[Stored dataset items]
══════════

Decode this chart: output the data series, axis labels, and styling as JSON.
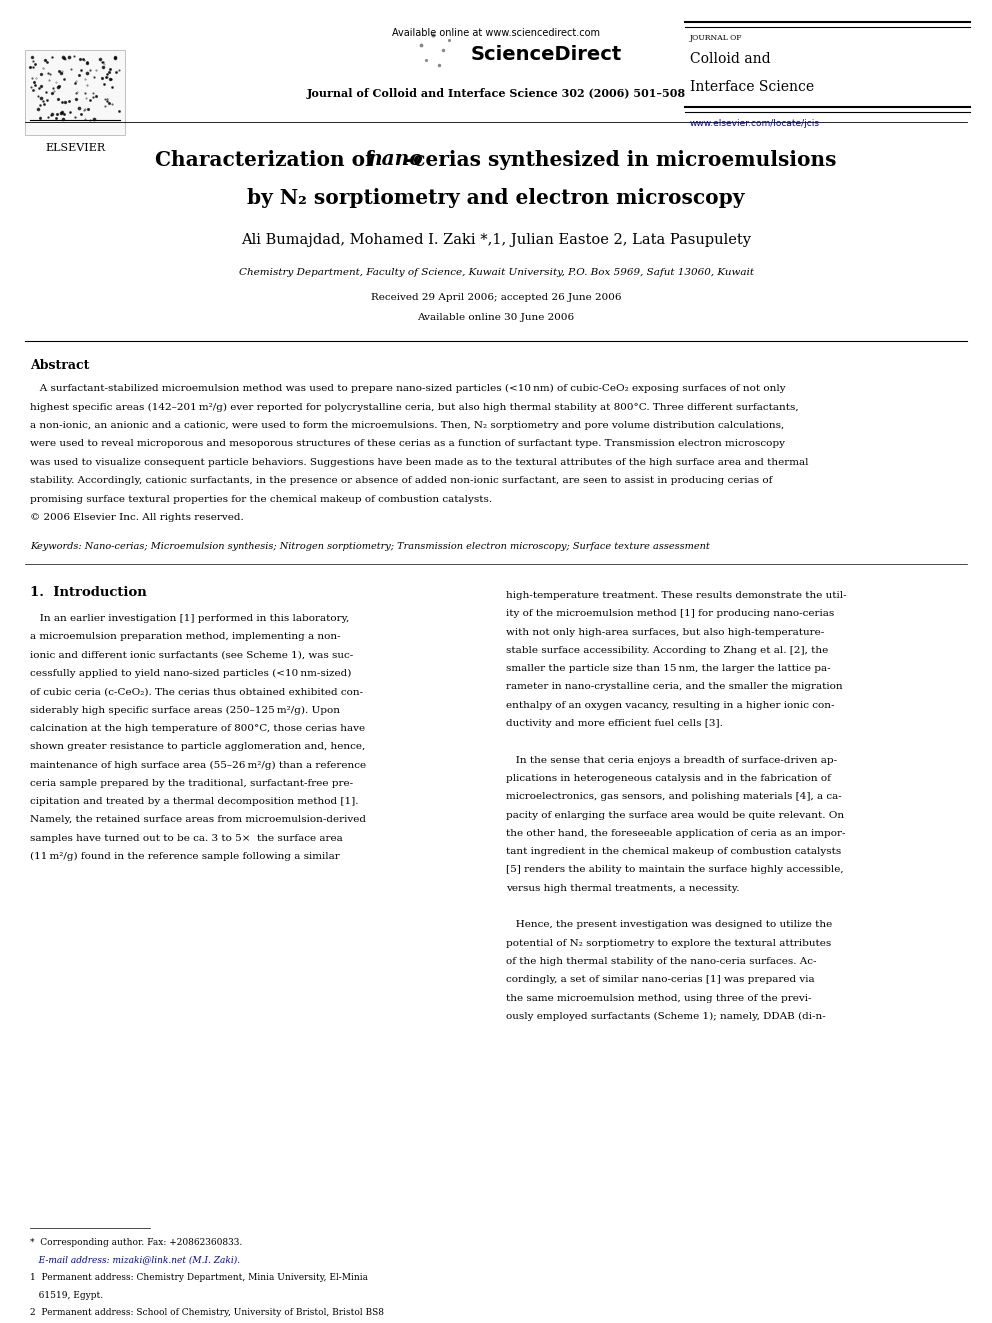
{
  "page_width": 9.92,
  "page_height": 13.23,
  "background_color": "#ffffff",
  "header": {
    "available_online": "Available online at www.sciencedirect.com",
    "sciencedirect": "ScienceDirect",
    "journal_line": "Journal of Colloid and Interface Science 302 (2006) 501–508",
    "journal_name_small": "JOURNAL OF",
    "journal_name_line1": "Colloid and",
    "journal_name_line2": "Interface Science",
    "website": "www.elsevier.com/locate/jcis"
  },
  "title_line1_pre": "Characterization of ",
  "title_line1_italic": "nano",
  "title_line1_post": "-cerias synthesized in microemulsions",
  "title_line2_pre": "by N",
  "title_line2_sub": "2",
  "title_line2_post": " sorptiometry and electron microscopy",
  "authors": "Ali Bumajdad, Mohamed I. Zaki *,1, Julian Eastoe 2, Lata Pasupulety",
  "affiliation": "Chemistry Department, Faculty of Science, Kuwait University, P.O. Box 5969, Safut 13060, Kuwait",
  "received": "Received 29 April 2006; accepted 26 June 2006",
  "available_online_date": "Available online 30 June 2006",
  "abstract_title": "Abstract",
  "keywords": "Keywords: Nano-cerias; Microemulsion synthesis; Nitrogen sorptiometry; Transmission electron microscopy; Surface texture assessment",
  "section1_title": "1.  Introduction",
  "colors": {
    "black": "#000000",
    "blue_link": "#0000bb",
    "dark_blue": "#00008B"
  }
}
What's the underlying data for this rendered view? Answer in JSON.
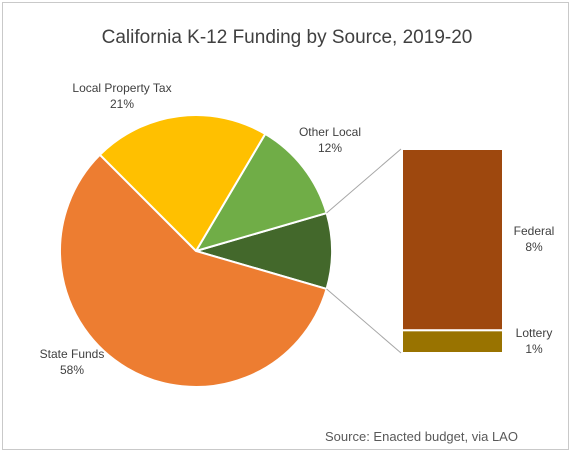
{
  "chart_data": {
    "type": "pie",
    "subtype": "bar-of-pie",
    "title": "California K-12 Funding by Source, 2019-20",
    "source": "Source: Enacted budget, via LAO",
    "slices": [
      {
        "label": "State Funds",
        "value_label": "58%",
        "value": 58,
        "color": "#ED7D31"
      },
      {
        "label": "Local Property Tax",
        "value_label": "21%",
        "value": 21,
        "color": "#FFC000"
      },
      {
        "label": "Other Local",
        "value_label": "12%",
        "value": 12,
        "color": "#70AD47"
      },
      {
        "label": "",
        "value_label": "",
        "value": 9,
        "color": "#43682B",
        "expands_to_bar": true
      }
    ],
    "bar": [
      {
        "label": "Federal",
        "value_label": "8%",
        "value": 8,
        "color": "#9E480E"
      },
      {
        "label": "Lottery",
        "value_label": "1%",
        "value": 1,
        "color": "#997300"
      }
    ]
  }
}
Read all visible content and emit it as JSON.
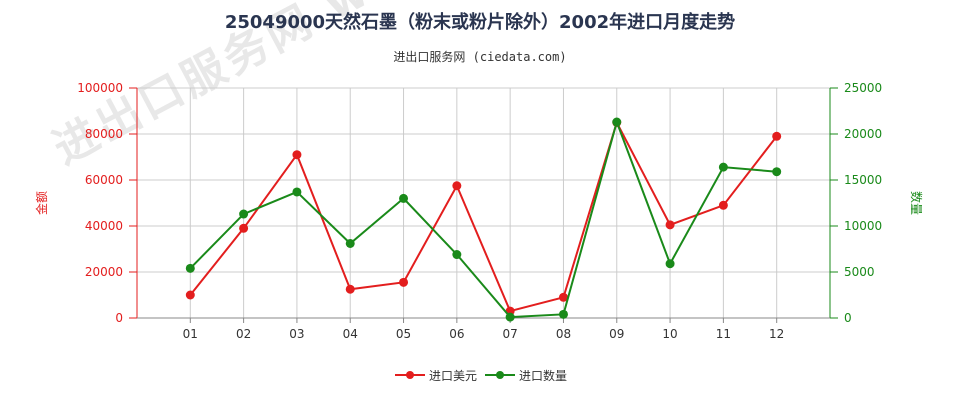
{
  "chart_data": {
    "type": "line",
    "title": "25049000天然石墨（粉末或粉片除外）2002年进口月度走势",
    "subtitle": "进出口服务网 (ciedata.com)",
    "categories": [
      "01",
      "02",
      "03",
      "04",
      "05",
      "06",
      "07",
      "08",
      "09",
      "10",
      "11",
      "12"
    ],
    "left_axis": {
      "label": "金额",
      "ylim": [
        0,
        100000
      ],
      "ticks": [
        "0",
        "20000",
        "40000",
        "60000",
        "80000",
        "100000"
      ],
      "color": "#e31e1e"
    },
    "right_axis": {
      "label": "数量",
      "ylim": [
        0,
        25000
      ],
      "ticks": [
        "0",
        "5000",
        "10000",
        "15000",
        "20000",
        "25000"
      ],
      "color": "#1a8a1a"
    },
    "series": [
      {
        "name": "进口美元",
        "axis": "left",
        "color": "#e31e1e",
        "values": [
          10000,
          39000,
          71000,
          12500,
          15500,
          57500,
          3000,
          9000,
          85000,
          40500,
          49000,
          79000
        ]
      },
      {
        "name": "进口数量",
        "axis": "right",
        "color": "#1a8a1a",
        "values": [
          5400,
          11300,
          13700,
          8100,
          13000,
          6900,
          100,
          400,
          21300,
          5900,
          16400,
          15900
        ]
      }
    ],
    "grid": true,
    "legend_position": "bottom-center"
  },
  "watermark": "进出口服务网 www.ciedata.com"
}
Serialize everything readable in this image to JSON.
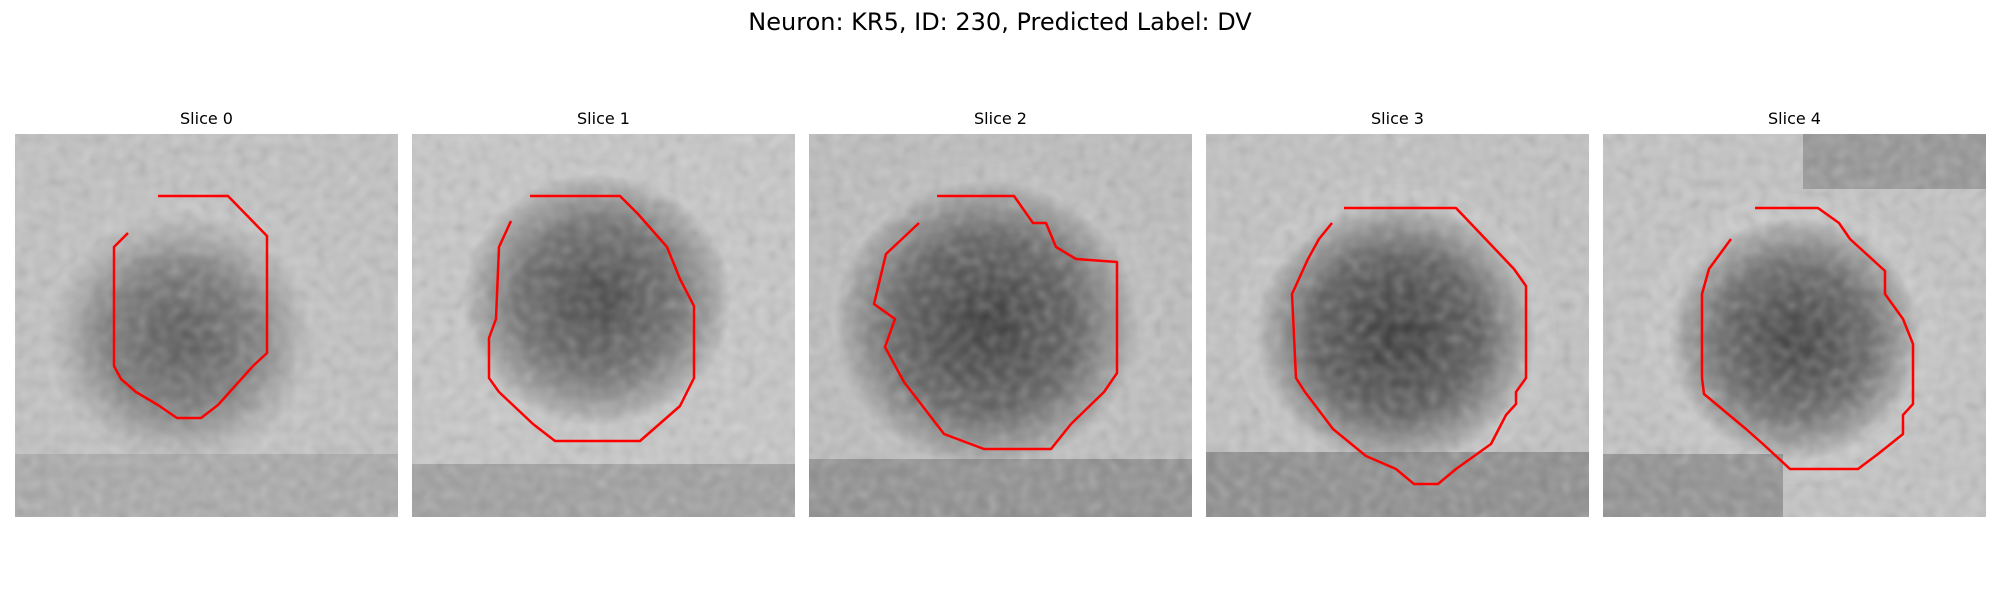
{
  "figure": {
    "title": "Neuron: KR5, ID: 230, Predicted Label: DV"
  },
  "panels": [
    {
      "title": "Slice 0"
    },
    {
      "title": "Slice 1"
    },
    {
      "title": "Slice 2"
    },
    {
      "title": "Slice 3"
    },
    {
      "title": "Slice 4"
    }
  ],
  "colors": {
    "contour": "#ff0000",
    "background": "#ffffff"
  }
}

══════════

# PROBLEM
Filter the data for the string "microscopy" and copy every line that has it.

# SOLUTION TO THIS PROBLEM
  "title_line2_post": " sorptiometry and electron microscopy",
  "keywords": "Keywords: Nano-cerias; Microemulsion synthesis; Nitrogen sorptiometry; Transmission electron microscopy; Surface texture assessment",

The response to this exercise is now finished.